>> Start DATA TO PROCESS

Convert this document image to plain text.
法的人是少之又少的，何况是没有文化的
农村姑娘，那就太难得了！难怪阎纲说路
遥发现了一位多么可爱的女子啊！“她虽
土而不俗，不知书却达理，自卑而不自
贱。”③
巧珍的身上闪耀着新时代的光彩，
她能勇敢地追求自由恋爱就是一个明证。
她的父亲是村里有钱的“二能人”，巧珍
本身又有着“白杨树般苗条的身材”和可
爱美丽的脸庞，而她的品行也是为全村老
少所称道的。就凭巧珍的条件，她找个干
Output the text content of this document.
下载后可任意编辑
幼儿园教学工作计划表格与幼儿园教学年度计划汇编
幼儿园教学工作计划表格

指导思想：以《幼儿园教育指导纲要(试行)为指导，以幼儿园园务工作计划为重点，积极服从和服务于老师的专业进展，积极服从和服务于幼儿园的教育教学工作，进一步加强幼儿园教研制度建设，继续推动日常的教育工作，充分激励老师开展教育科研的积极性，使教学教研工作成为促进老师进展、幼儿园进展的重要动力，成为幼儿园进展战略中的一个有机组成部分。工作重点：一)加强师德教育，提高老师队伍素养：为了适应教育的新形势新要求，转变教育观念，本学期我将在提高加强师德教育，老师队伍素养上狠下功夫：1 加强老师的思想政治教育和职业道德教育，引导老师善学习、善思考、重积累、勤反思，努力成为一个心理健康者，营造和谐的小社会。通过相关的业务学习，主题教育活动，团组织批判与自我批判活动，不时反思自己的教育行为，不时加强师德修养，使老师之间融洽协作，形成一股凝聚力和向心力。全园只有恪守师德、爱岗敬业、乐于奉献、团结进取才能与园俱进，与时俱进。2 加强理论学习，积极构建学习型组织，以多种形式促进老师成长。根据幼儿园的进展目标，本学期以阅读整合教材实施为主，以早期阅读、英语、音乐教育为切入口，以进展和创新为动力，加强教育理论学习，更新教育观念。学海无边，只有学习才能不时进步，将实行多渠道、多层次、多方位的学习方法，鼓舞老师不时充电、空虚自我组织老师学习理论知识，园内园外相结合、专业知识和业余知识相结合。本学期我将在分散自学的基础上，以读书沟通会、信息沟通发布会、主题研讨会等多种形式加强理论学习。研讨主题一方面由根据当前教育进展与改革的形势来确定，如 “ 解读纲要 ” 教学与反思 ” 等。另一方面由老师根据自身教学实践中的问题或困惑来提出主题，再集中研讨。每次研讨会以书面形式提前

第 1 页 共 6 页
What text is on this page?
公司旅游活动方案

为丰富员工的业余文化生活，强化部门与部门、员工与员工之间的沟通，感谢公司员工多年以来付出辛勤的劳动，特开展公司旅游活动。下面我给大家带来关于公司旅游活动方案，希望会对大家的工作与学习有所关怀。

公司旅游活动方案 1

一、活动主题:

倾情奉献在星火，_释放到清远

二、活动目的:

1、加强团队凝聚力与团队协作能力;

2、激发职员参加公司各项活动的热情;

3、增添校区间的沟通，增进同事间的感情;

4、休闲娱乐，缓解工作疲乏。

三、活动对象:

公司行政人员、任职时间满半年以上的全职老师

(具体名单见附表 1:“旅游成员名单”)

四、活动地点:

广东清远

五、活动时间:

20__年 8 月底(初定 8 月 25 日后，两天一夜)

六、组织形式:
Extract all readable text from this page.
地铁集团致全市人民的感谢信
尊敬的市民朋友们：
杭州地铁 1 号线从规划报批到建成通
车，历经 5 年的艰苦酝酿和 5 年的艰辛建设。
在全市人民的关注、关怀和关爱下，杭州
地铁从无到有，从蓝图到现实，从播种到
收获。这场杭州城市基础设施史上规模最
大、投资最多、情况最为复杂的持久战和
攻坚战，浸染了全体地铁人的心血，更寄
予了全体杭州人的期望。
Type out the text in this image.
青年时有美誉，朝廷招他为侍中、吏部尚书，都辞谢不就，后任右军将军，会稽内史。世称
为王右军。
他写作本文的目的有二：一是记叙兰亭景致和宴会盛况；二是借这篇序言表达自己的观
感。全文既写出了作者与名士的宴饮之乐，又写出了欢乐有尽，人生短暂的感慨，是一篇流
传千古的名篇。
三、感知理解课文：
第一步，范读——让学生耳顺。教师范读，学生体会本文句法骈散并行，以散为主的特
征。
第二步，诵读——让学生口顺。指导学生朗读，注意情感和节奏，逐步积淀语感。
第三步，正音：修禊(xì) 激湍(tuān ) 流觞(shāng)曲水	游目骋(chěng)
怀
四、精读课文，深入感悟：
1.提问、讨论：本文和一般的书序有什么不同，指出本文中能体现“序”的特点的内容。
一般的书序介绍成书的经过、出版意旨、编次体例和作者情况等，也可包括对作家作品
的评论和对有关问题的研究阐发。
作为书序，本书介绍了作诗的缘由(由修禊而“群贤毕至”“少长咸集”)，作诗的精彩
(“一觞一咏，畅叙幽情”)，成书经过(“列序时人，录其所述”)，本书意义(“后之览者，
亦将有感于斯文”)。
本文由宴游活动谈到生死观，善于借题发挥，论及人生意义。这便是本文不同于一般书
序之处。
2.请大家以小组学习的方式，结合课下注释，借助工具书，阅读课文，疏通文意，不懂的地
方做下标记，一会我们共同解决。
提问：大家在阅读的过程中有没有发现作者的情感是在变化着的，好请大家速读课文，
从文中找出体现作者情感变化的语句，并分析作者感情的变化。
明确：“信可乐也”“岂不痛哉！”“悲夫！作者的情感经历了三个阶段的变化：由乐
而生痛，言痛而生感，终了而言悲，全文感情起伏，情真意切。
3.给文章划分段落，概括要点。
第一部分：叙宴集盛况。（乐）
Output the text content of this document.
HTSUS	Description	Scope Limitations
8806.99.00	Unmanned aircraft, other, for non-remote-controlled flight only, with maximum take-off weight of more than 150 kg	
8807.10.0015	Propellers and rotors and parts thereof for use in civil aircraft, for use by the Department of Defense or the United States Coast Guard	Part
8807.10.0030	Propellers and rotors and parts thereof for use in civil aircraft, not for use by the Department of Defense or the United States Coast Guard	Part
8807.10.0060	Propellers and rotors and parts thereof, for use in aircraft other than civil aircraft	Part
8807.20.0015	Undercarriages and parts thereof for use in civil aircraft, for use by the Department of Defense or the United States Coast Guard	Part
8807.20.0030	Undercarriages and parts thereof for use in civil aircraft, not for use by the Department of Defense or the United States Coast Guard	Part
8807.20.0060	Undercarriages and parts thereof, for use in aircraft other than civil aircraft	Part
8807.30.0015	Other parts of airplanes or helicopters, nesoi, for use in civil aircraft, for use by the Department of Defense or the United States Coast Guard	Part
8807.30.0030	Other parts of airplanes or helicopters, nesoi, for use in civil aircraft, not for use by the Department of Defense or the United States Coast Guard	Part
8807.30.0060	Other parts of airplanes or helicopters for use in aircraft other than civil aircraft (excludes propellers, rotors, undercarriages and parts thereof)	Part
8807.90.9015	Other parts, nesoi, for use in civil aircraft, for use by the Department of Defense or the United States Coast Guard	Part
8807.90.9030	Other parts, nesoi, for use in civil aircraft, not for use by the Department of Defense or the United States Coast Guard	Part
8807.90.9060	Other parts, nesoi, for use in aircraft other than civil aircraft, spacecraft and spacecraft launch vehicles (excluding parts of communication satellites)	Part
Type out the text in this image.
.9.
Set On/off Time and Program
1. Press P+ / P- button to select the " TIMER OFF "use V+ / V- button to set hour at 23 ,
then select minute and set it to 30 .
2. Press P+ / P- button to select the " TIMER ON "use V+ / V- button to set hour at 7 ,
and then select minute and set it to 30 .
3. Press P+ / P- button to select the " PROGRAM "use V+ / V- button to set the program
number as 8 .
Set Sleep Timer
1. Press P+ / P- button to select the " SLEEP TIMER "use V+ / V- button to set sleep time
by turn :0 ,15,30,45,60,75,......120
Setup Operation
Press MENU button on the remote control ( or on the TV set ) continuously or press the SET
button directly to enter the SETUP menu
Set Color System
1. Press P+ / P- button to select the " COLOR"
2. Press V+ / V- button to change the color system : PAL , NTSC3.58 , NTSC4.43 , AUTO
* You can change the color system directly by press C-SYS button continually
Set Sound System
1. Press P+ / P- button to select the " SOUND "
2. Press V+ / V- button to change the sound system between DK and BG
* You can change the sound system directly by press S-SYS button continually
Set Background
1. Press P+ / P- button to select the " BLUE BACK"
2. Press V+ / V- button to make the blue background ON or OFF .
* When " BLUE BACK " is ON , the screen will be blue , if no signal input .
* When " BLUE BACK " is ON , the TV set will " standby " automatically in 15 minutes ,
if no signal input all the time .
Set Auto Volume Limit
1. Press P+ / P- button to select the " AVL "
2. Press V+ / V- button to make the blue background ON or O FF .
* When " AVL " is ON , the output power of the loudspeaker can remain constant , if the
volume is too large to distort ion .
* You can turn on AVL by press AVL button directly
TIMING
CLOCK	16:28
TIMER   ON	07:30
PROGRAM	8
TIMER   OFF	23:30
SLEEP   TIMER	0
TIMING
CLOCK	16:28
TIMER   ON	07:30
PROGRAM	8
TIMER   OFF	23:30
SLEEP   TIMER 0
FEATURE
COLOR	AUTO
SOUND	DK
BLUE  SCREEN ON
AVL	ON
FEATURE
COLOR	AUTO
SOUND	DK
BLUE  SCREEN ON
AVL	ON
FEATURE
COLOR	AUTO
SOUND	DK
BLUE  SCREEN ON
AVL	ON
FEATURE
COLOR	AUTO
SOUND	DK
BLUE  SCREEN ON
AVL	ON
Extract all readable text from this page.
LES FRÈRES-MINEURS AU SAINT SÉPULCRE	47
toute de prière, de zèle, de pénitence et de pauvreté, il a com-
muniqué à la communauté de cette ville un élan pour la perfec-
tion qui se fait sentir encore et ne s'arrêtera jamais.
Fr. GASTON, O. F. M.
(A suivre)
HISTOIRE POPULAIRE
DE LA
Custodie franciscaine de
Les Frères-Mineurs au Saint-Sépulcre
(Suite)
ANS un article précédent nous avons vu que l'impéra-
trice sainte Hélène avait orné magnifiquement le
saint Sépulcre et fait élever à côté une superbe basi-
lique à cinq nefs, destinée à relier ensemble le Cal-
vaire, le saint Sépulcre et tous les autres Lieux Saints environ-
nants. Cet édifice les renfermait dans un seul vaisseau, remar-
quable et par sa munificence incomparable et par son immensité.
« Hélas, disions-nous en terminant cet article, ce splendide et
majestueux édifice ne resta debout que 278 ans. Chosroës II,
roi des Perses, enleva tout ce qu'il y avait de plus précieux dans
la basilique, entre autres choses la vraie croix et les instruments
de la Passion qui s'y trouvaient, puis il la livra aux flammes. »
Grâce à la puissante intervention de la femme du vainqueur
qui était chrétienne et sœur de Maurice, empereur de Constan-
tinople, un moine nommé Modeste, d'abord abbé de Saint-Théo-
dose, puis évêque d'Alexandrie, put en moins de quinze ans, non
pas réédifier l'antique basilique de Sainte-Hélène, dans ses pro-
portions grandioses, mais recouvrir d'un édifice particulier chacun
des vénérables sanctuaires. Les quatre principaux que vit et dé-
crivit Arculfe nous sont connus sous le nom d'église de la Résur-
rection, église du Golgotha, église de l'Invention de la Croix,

>> End DATA TO PROCESS

#### [WHAT YOU ARE ASKED TO DO]
Where a line above contains the word "parts", copy that line.

#### [WRITTEN SOLUTION]
8807.10.0015	Propellers and rotors and parts thereof for use in civil aircraft, for use by the Department of Defense or the United States Coast Guard	Part
8807.10.0030	Propellers and rotors and parts thereof for use in civil aircraft, not for use by the Department of Defense or the United States Coast Guard	Part
8807.10.0060	Propellers and rotors and parts thereof, for use in aircraft other than civil aircraft	Part
8807.20.0015	Undercarriages and parts thereof for use in civil aircraft, for use by the Department of Defense or the United States Coast Guard	Part
8807.20.0030	Undercarriages and parts thereof for use in civil aircraft, not for use by the Department of Defense or the United States Coast Guard	Part
8807.20.0060	Undercarriages and parts thereof, for use in aircraft other than civil aircraft	Part
8807.30.0015	Other parts of airplanes or helicopters, nesoi, for use in civil aircraft, for use by the Department of Defense or the United States Coast Guard	Part
8807.30.0030	Other parts of airplanes or helicopters, nesoi, for use in civil aircraft, not for use by the Department of Defense or the United States Coast Guard	Part
8807.30.0060	Other parts of airplanes or helicopters for use in aircraft other than civil aircraft (excludes propellers, rotors, undercarriages and parts thereof)	Part
8807.90.9015	Other parts, nesoi, for use in civil aircraft, for use by the Department of Defense or the United States Coast Guard	Part
8807.90.9030	Other parts, nesoi, for use in civil aircraft, not for use by the Department of Defense or the United States Coast Guard	Part
8807.90.9060	Other parts, nesoi, for use in aircraft other than civil aircraft, spacecraft and spacecraft launch vehicles (excluding parts of communication satellites)	Part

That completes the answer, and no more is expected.